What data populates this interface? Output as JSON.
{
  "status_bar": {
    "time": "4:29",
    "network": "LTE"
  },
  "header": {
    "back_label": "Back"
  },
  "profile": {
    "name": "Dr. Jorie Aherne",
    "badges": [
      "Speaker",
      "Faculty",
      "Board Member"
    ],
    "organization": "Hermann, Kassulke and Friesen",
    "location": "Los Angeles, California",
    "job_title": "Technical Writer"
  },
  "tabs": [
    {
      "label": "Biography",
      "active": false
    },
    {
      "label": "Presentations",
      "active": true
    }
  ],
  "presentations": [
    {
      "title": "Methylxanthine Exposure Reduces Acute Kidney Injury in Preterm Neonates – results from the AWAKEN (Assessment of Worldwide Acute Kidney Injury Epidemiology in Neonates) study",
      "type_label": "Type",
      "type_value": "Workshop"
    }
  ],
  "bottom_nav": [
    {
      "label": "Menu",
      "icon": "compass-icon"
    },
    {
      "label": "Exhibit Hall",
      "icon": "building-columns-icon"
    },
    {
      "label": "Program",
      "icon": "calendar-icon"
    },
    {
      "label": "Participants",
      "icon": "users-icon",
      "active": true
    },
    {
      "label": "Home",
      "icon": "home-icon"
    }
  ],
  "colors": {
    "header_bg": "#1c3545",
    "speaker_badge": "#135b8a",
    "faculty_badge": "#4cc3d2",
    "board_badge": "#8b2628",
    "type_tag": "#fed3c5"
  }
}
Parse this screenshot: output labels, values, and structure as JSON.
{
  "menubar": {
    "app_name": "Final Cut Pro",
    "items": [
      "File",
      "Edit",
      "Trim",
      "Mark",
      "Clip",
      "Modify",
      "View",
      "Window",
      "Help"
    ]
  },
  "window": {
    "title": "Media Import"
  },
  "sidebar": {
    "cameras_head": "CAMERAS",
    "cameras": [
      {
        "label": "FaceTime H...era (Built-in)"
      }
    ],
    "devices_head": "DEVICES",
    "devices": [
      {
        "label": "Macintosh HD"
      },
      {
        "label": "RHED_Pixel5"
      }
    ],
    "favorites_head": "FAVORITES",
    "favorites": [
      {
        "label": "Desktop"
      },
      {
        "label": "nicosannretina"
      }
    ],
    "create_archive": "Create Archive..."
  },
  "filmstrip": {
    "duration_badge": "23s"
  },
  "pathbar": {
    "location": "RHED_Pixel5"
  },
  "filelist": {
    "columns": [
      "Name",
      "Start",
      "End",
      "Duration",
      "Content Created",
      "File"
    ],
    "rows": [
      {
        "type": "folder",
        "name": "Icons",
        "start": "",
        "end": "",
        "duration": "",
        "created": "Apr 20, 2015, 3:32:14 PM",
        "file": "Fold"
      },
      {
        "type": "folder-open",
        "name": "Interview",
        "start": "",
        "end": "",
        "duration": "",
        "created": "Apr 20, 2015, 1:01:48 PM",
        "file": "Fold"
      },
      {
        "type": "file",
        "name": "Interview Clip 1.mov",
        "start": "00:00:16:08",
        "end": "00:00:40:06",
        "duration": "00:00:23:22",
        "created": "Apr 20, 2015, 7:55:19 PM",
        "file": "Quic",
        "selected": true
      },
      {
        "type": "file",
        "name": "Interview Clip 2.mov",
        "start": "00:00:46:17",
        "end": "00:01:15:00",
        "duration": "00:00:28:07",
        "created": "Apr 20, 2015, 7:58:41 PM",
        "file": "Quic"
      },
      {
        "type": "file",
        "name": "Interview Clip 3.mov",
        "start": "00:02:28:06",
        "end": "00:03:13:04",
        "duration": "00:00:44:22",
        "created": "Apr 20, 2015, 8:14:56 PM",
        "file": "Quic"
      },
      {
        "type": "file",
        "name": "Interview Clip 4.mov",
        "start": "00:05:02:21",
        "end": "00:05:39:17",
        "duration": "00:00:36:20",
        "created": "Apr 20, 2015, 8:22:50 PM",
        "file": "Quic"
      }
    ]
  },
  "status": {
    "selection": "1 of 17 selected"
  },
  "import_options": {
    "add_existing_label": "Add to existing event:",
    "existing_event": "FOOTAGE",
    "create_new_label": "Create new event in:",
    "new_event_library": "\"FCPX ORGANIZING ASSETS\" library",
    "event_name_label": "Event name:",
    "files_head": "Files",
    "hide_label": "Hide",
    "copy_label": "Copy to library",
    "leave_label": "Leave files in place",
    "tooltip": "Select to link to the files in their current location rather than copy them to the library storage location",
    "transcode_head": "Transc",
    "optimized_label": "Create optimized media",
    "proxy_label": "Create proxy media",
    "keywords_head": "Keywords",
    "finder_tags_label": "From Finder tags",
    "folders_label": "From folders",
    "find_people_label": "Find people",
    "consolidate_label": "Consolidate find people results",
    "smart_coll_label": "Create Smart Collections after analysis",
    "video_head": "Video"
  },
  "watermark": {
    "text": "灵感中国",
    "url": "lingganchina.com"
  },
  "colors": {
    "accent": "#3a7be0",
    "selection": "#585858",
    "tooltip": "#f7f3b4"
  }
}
# # # #
• Exercise directions
Transcribe the whole listing exactly.

• Answer
What data populates this interface? Output as JSON.
{
  "status_bar": {
    "time": "4:29",
    "network": "LTE"
  },
  "header": {
    "back_label": "Back"
  },
  "profile": {
    "name": "Dr. Jorie Aherne",
    "badges": [
      "Speaker",
      "Faculty",
      "Board Member"
    ],
    "organization": "Hermann, Kassulke and Friesen",
    "location": "Los Angeles, California",
    "job_title": "Technical Writer"
  },
  "tabs": [
    {
      "label": "Biography",
      "active": false
    },
    {
      "label": "Presentations",
      "active": true
    }
  ],
  "presentations": [
    {
      "title": "Methylxanthine Exposure Reduces Acute Kidney Injury in Preterm Neonates – results from the AWAKEN (Assessment of Worldwide Acute Kidney Injury Epidemiology in Neonates) study",
      "type_label": "Type",
      "type_value": "Workshop"
    }
  ],
  "bottom_nav": [
    {
      "label": "Menu",
      "icon": "compass-icon"
    },
    {
      "label": "Exhibit Hall",
      "icon": "building-columns-icon"
    },
    {
      "label": "Program",
      "icon": "calendar-icon"
    },
    {
      "label": "Participants",
      "icon": "users-icon",
      "active": true
    },
    {
      "label": "Home",
      "icon": "home-icon"
    }
  ],
  "colors": {
    "header_bg": "#1c3545",
    "speaker_badge": "#135b8a",
    "faculty_badge": "#4cc3d2",
    "board_badge": "#8b2628",
    "type_tag": "#fed3c5"
  }
}
Parse this screenshot: output labels, values, and structure as JSON.
{
  "menubar": {
    "app_name": "Final Cut Pro",
    "items": [
      "File",
      "Edit",
      "Trim",
      "Mark",
      "Clip",
      "Modify",
      "View",
      "Window",
      "Help"
    ]
  },
  "window": {
    "title": "Media Import"
  },
  "sidebar": {
    "cameras_head": "CAMERAS",
    "cameras": [
      {
        "label": "FaceTime H...era (Built-in)"
      }
    ],
    "devices_head": "DEVICES",
    "devices": [
      {
        "label": "Macintosh HD"
      },
      {
        "label": "RHED_Pixel5"
      }
    ],
    "favorites_head": "FAVORITES",
    "favorites": [
      {
        "label": "Desktop"
      },
      {
        "label": "nicosannretina"
      }
    ],
    "create_archive": "Create Archive..."
  },
  "filmstrip": {
    "duration_badge": "23s"
  },
  "pathbar": {
    "location": "RHED_Pixel5"
  },
  "filelist": {
    "columns": [
      "Name",
      "Start",
      "End",
      "Duration",
      "Content Created",
      "File"
    ],
    "rows": [
      {
        "type": "folder",
        "name": "Icons",
        "start": "",
        "end": "",
        "duration": "",
        "created": "Apr 20, 2015, 3:32:14 PM",
        "file": "Fold"
      },
      {
        "type": "folder-open",
        "name": "Interview",
        "start": "",
        "end": "",
        "duration": "",
        "created": "Apr 20, 2015, 1:01:48 PM",
        "file": "Fold"
      },
      {
        "type": "file",
        "name": "Interview Clip 1.mov",
        "start": "00:00:16:08",
        "end": "00:00:40:06",
        "duration": "00:00:23:22",
        "created": "Apr 20, 2015, 7:55:19 PM",
        "file": "Quic",
        "selected": true
      },
      {
        "type": "file",
        "name": "Interview Clip 2.mov",
        "start": "00:00:46:17",
        "end": "00:01:15:00",
        "duration": "00:00:28:07",
        "created": "Apr 20, 2015, 7:58:41 PM",
        "file": "Quic"
      },
      {
        "type": "file",
        "name": "Interview Clip 3.mov",
        "start": "00:02:28:06",
        "end": "00:03:13:04",
        "duration": "00:00:44:22",
        "created": "Apr 20, 2015, 8:14:56 PM",
        "file": "Quic"
      },
      {
        "type": "file",
        "name": "Interview Clip 4.mov",
        "start": "00:05:02:21",
        "end": "00:05:39:17",
        "duration": "00:00:36:20",
        "created": "Apr 20, 2015, 8:22:50 PM",
        "file": "Quic"
      }
    ]
  },
  "status": {
    "selection": "1 of 17 selected"
  },
  "import_options": {
    "add_existing_label": "Add to existing event:",
    "existing_event": "FOOTAGE",
    "create_new_label": "Create new event in:",
    "new_event_library": "\"FCPX ORGANIZING ASSETS\" library",
    "event_name_label": "Event name:",
    "files_head": "Files",
    "hide_label": "Hide",
    "copy_label": "Copy to library",
    "leave_label": "Leave files in place",
    "tooltip": "Select to link to the files in their current location rather than copy them to the library storage location",
    "transcode_head": "Transc",
    "optimized_label": "Create optimized media",
    "proxy_label": "Create proxy media",
    "keywords_head": "Keywords",
    "finder_tags_label": "From Finder tags",
    "folders_label": "From folders",
    "find_people_label": "Find people",
    "consolidate_label": "Consolidate find people results",
    "smart_coll_label": "Create Smart Collections after analysis",
    "video_head": "Video"
  },
  "watermark": {
    "text": "灵感中国",
    "url": "lingganchina.com"
  },
  "colors": {
    "accent": "#3a7be0",
    "selection": "#585858",
    "tooltip": "#f7f3b4"
  }
}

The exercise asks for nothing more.